## [THE RECORDS]
^^^^^^^^

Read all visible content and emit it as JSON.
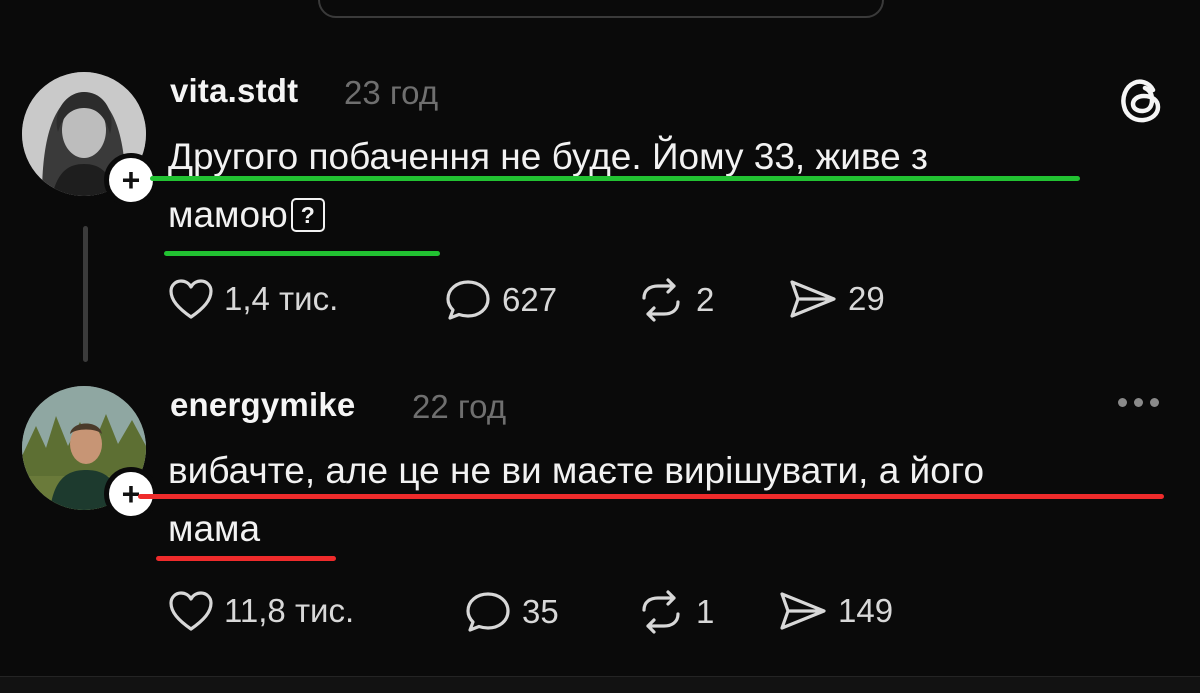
{
  "posts": [
    {
      "username": "vita.stdt",
      "time": "23 год",
      "text_line1": "Другого побачення не буде. Йому 33, живе з",
      "text_line2": "мамою",
      "inline_glyph": "?",
      "underline_color": "#22c232",
      "actions": {
        "likes": "1,4 тис.",
        "comments": "627",
        "reposts": "2",
        "shares": "29"
      },
      "follow_symbol": "+",
      "corner_icon": "threads-logo-icon"
    },
    {
      "username": "energymike",
      "time": "22 год",
      "text_line1": "вибачте, але це не ви маєте вирішувати, а його",
      "text_line2": "мама",
      "underline_color": "#ef2b2b",
      "actions": {
        "likes": "11,8 тис.",
        "comments": "35",
        "reposts": "1",
        "shares": "149"
      },
      "follow_symbol": "+",
      "corner_icon": "more-options-icon"
    }
  ]
}
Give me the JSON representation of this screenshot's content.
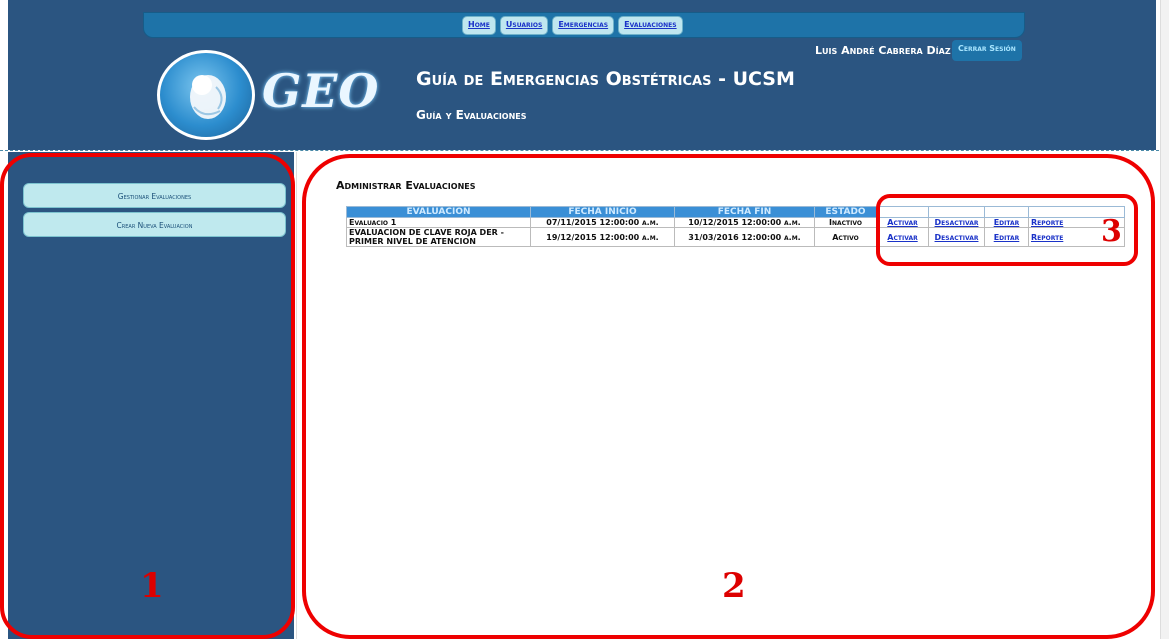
{
  "nav": {
    "links": [
      "Home",
      "Usuarios",
      "Emergencias",
      "Evaluaciones"
    ]
  },
  "user": {
    "name": "Luis André Cabrera Díaz",
    "logout_label": "Cerrar Sesión"
  },
  "brand": {
    "logo_text": "GEO",
    "title": "Guía de Emergencias Obstétricas - UCSM",
    "subtitle": "Guía y Evaluaciones"
  },
  "sidebar": {
    "items": [
      {
        "label": "Gestionar Evaluaciones"
      },
      {
        "label": "Crear Nueva Evaluacion"
      }
    ]
  },
  "main": {
    "title": "Administrar Evaluaciones",
    "table": {
      "headers": [
        "EVALUACION",
        "FECHA INICIO",
        "FECHA FIN",
        "ESTADO",
        "",
        "",
        "",
        ""
      ],
      "rows": [
        {
          "evaluacion": "Evaluacio 1",
          "fecha_inicio": "07/11/2015 12:00:00 a.m.",
          "fecha_fin": "10/12/2015 12:00:00 a.m.",
          "estado": "Inactivo",
          "actions": [
            "Activar",
            "Desactivar",
            "Editar",
            "Reporte"
          ]
        },
        {
          "evaluacion": "EVALUACION DE CLAVE ROJA DER - PRIMER NIVEL DE ATENCION",
          "fecha_inicio": "19/12/2015 12:00:00 a.m.",
          "fecha_fin": "31/03/2016 12:00:00 a.m.",
          "estado": "Activo",
          "actions": [
            "Activar",
            "Desactivar",
            "Editar",
            "Reporte"
          ]
        }
      ]
    }
  },
  "annotations": [
    "1",
    "2",
    "3"
  ],
  "colors": {
    "header_bg": "#2b5581",
    "nav_bar": "#1e73a8",
    "annotation_red": "#ee0000",
    "table_header": "#3a8fd6"
  }
}
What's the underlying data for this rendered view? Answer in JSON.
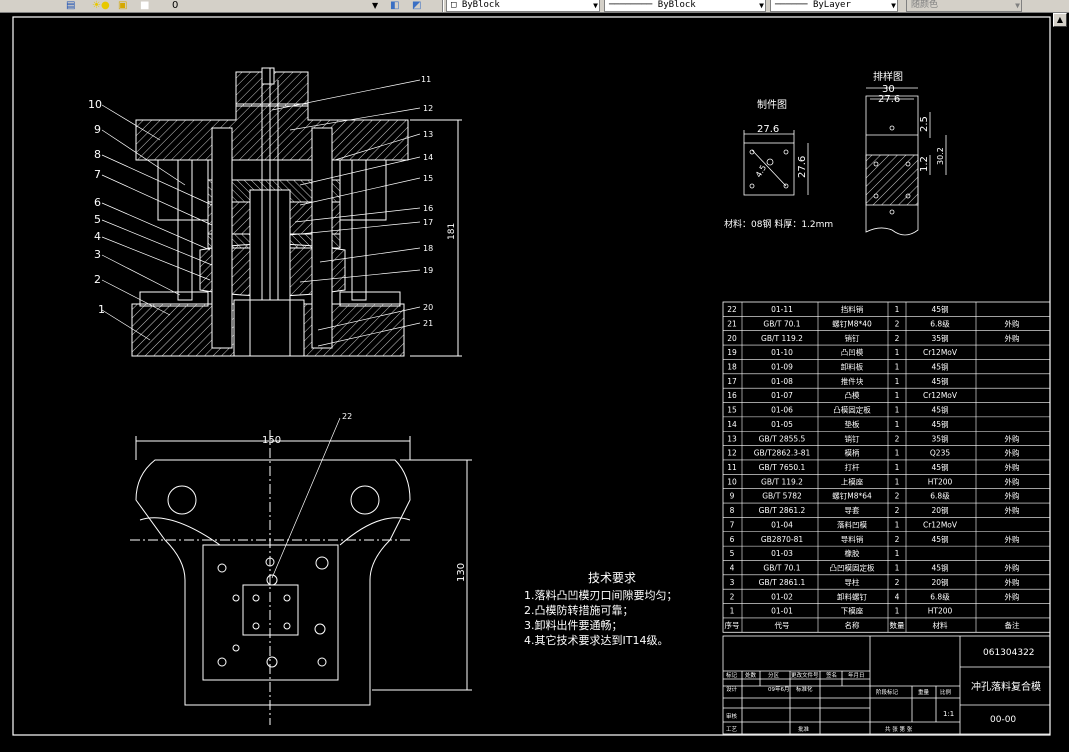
{
  "toolbar": {
    "layer_value": "0",
    "color_value": "ByBlock",
    "linetype_value": "ByBlock",
    "lineweight_value": "ByLayer",
    "plotstyle_value": "随颜色"
  },
  "drawing": {
    "main_labels_left": [
      "10",
      "9",
      "8",
      "7",
      "6",
      "5",
      "4",
      "3",
      "2",
      "1"
    ],
    "main_labels_right": [
      "11",
      "12",
      "13",
      "14",
      "15",
      "16",
      "17",
      "18",
      "19",
      "20",
      "21"
    ],
    "height_dim": "181",
    "plan_width_dim": "150",
    "plan_height_dim": "130",
    "plan_label": "22",
    "part_title": "制件图",
    "part_dim_w": "27.6",
    "part_dim_h": "27.6",
    "part_dim_d": "4.5",
    "layout_title": "排样图",
    "layout_dim_w1": "30",
    "layout_dim_w2": "27.6",
    "layout_dim_s": "2.5",
    "layout_dim_p": "30.2",
    "layout_dim_g": "1.2",
    "material_note": "材料：08钢  料厚：1.2mm",
    "tech_title": "技术要求",
    "tech_items": [
      "1.落料凸凹模刃口间隙要均匀；",
      "2.凸模防转措施可靠；",
      "3.卸料出件要通畅；",
      "4.其它技术要求达到IT14级。"
    ]
  },
  "bom": {
    "headers": [
      "序号",
      "代号",
      "名称",
      "数量",
      "材料",
      "备注"
    ],
    "rows": [
      [
        "22",
        "01-11",
        "挡料销",
        "1",
        "45钢",
        ""
      ],
      [
        "21",
        "GB/T 70.1",
        "螺钉M8*40",
        "2",
        "6.8级",
        "外购"
      ],
      [
        "20",
        "GB/T 119.2",
        "销钉",
        "2",
        "35钢",
        "外购"
      ],
      [
        "19",
        "01-10",
        "凸凹模",
        "1",
        "Cr12MoV",
        ""
      ],
      [
        "18",
        "01-09",
        "卸料板",
        "1",
        "45钢",
        ""
      ],
      [
        "17",
        "01-08",
        "推件块",
        "1",
        "45钢",
        ""
      ],
      [
        "16",
        "01-07",
        "凸模",
        "1",
        "Cr12MoV",
        ""
      ],
      [
        "15",
        "01-06",
        "凸模固定板",
        "1",
        "45钢",
        ""
      ],
      [
        "14",
        "01-05",
        "垫板",
        "1",
        "45钢",
        ""
      ],
      [
        "13",
        "GB/T 2855.5",
        "销钉",
        "2",
        "35钢",
        "外购"
      ],
      [
        "12",
        "GB/T2862.3-81",
        "模柄",
        "1",
        "Q235",
        "外购"
      ],
      [
        "11",
        "GB/T 7650.1",
        "打杆",
        "1",
        "45钢",
        "外购"
      ],
      [
        "10",
        "GB/T 119.2",
        "上模座",
        "1",
        "HT200",
        "外购"
      ],
      [
        "9",
        "GB/T 5782",
        "螺钉M8*64",
        "2",
        "6.8级",
        "外购"
      ],
      [
        "8",
        "GB/T 2861.2",
        "导套",
        "2",
        "20钢",
        "外购"
      ],
      [
        "7",
        "01-04",
        "落料凹模",
        "1",
        "Cr12MoV",
        ""
      ],
      [
        "6",
        "GB2870-81",
        "导料销",
        "2",
        "45钢",
        "外购"
      ],
      [
        "5",
        "01-03",
        "橡胶",
        "1",
        "",
        ""
      ],
      [
        "4",
        "GB/T 70.1",
        "凸凹模固定板",
        "1",
        "45钢",
        "外购"
      ],
      [
        "3",
        "GB/T 2861.1",
        "导柱",
        "2",
        "20钢",
        "外购"
      ],
      [
        "2",
        "01-02",
        "卸料螺钉",
        "4",
        "6.8级",
        "外购"
      ],
      [
        "1",
        "01-01",
        "下模座",
        "1",
        "HT200",
        ""
      ]
    ]
  },
  "title_block": {
    "drawing_no": "061304322",
    "title": "冲孔落料复合模",
    "scale": "1:1",
    "code": "00-00",
    "rev_labels": [
      "标记",
      "处数",
      "分区",
      "更改文件号",
      "签名",
      "年月日"
    ],
    "design_label": "设计",
    "design_date": "09年6月",
    "std_label": "标准化",
    "stage_label": "阶段标记",
    "weight_label": "重量",
    "scale_label": "比例",
    "check_label": "审核",
    "process_label": "工艺",
    "approve_label": "批准",
    "sheet_label": "共  张  第  张"
  }
}
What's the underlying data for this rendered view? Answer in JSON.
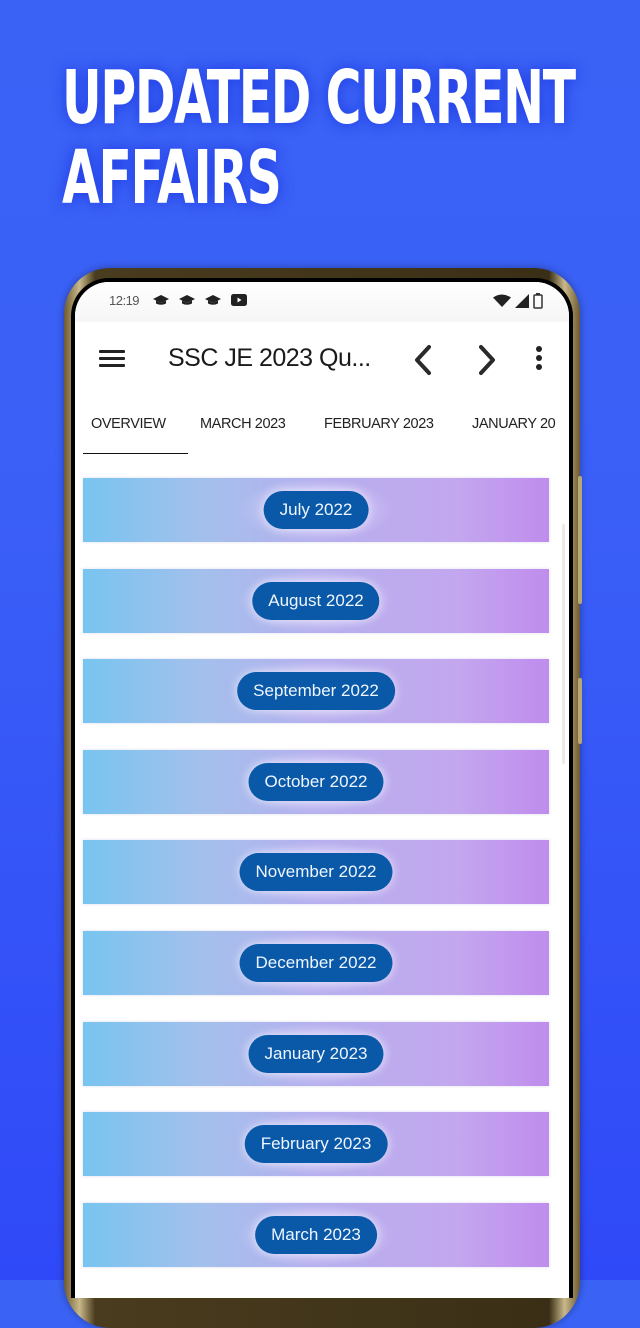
{
  "promo": {
    "headline_line1": "UPDATED CURRENT",
    "headline_line2": "AFFAIRS",
    "background_color": "#3a5ff7"
  },
  "status_bar": {
    "time": "12:19",
    "notification_icons": [
      "graduation-cap-icon",
      "graduation-cap-icon",
      "graduation-cap-icon",
      "youtube-icon"
    ],
    "system_icons": [
      "wifi-icon",
      "signal-icon",
      "battery-icon"
    ]
  },
  "app_bar": {
    "menu_icon": "menu-icon",
    "title": "SSC JE 2023 Qu...",
    "prev_icon": "chevron-left-icon",
    "next_icon": "chevron-right-icon",
    "more_icon": "more-vertical-icon"
  },
  "tabs": [
    {
      "label": "OVERVIEW",
      "active": true
    },
    {
      "label": "MARCH 2023",
      "active": false
    },
    {
      "label": "FEBRUARY 2023",
      "active": false
    },
    {
      "label": "JANUARY 20",
      "active": false
    }
  ],
  "months": [
    {
      "label": "July 2022"
    },
    {
      "label": "August 2022"
    },
    {
      "label": "September 2022"
    },
    {
      "label": "October 2022"
    },
    {
      "label": "November 2022"
    },
    {
      "label": "December 2022"
    },
    {
      "label": "January 2023"
    },
    {
      "label": "February 2023"
    },
    {
      "label": "March 2023"
    }
  ],
  "colors": {
    "pill": "#0a58a8",
    "row_gradient_start": "#78c4f0",
    "row_gradient_end": "#c08ced"
  }
}
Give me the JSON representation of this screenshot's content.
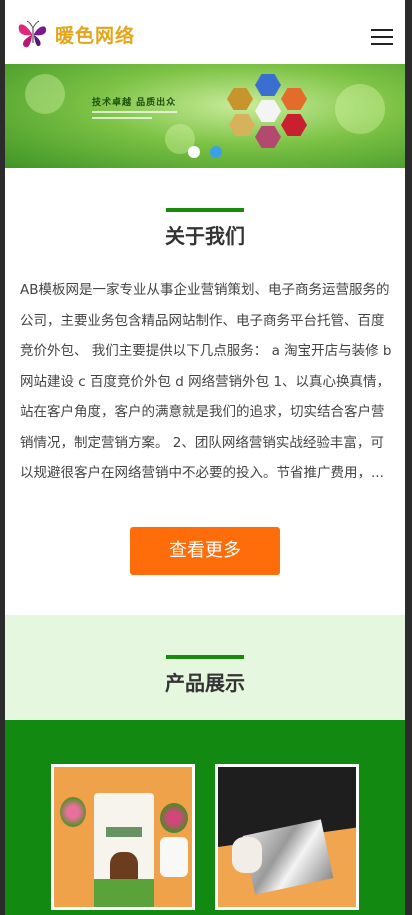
{
  "header": {
    "brand_name": "暖色网络",
    "logo_icon": "butterfly-logo-icon",
    "menu_icon": "hamburger-menu-icon"
  },
  "banner": {
    "slogan": "技术卓越  品质出众",
    "slides_total": 2,
    "active_slide": 2
  },
  "about": {
    "title": "关于我们",
    "body": "AB模板网是一家专业从事企业营销策划、电子商务运营服务的公司，主要业务包含精品网站制作、电子商务平台托管、百度竞价外包、 我们主要提供以下几点服务： a 淘宝开店与装修 b 网站建设 c 百度竞价外包 d 网络营销外包 1、以真心换真情，站在客户角度，客户的满意就是我们的追求，切实结合客户营销情况，制定营销方案。 2、团队网络营销实战经验丰富，可以规避很客户在网络营销中不必要的投入。节省推广费用，...",
    "more_button": "查看更多"
  },
  "products": {
    "title": "产品展示"
  },
  "colors": {
    "accent_green": "#1a8a0c",
    "button_orange": "#ff6c0a",
    "products_bg": "#128a12",
    "products_head_bg": "#e6f7e0",
    "dot_active": "#3ba0e6"
  }
}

^^^^^^^^

## [TASK DESCRIPTION]
Of the lines in the material, how many hold the word "Guía"? Reply with the number only.

## [TASK SOLUTION]
2